EXERCISE:
Reproduce every entry exactly, without alteration.

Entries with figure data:
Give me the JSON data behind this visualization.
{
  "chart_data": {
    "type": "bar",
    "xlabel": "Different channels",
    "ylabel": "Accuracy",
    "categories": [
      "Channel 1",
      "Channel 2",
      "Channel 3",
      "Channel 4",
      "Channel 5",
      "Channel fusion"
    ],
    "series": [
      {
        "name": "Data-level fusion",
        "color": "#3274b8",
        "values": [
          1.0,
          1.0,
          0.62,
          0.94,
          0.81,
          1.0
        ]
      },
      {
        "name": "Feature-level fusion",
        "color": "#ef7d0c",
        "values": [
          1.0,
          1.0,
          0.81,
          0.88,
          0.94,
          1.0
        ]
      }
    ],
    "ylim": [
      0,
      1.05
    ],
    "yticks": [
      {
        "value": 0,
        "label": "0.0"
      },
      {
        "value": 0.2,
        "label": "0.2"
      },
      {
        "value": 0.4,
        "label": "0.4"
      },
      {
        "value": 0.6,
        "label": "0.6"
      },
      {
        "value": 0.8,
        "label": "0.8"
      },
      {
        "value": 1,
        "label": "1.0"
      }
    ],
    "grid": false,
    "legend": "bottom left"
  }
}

SOLUTION FOR THIS PROBLEM:
Give me the JSON data behind this visualization.
{
  "chart_data": {
    "type": "bar",
    "xlabel": "Different channels",
    "ylabel": "Accuracy",
    "categories": [
      "Channel 1",
      "Channel 2",
      "Channel 3",
      "Channel 4",
      "Channel 5",
      "Channel fusion"
    ],
    "series": [
      {
        "name": "Data-level fusion",
        "color": "#3274b8",
        "values": [
          1.0,
          1.0,
          0.62,
          0.94,
          0.81,
          1.0
        ]
      },
      {
        "name": "Feature-level fusion",
        "color": "#ef7d0c",
        "values": [
          1.0,
          1.0,
          0.81,
          0.88,
          0.94,
          1.0
        ]
      }
    ],
    "ylim": [
      0,
      1.05
    ],
    "yticks": [
      {
        "value": 0,
        "label": "0.0"
      },
      {
        "value": 0.2,
        "label": "0.2"
      },
      {
        "value": 0.4,
        "label": "0.4"
      },
      {
        "value": 0.6,
        "label": "0.6"
      },
      {
        "value": 0.8,
        "label": "0.8"
      },
      {
        "value": 1,
        "label": "1.0"
      }
    ],
    "grid": false,
    "legend": "bottom left"
  }
}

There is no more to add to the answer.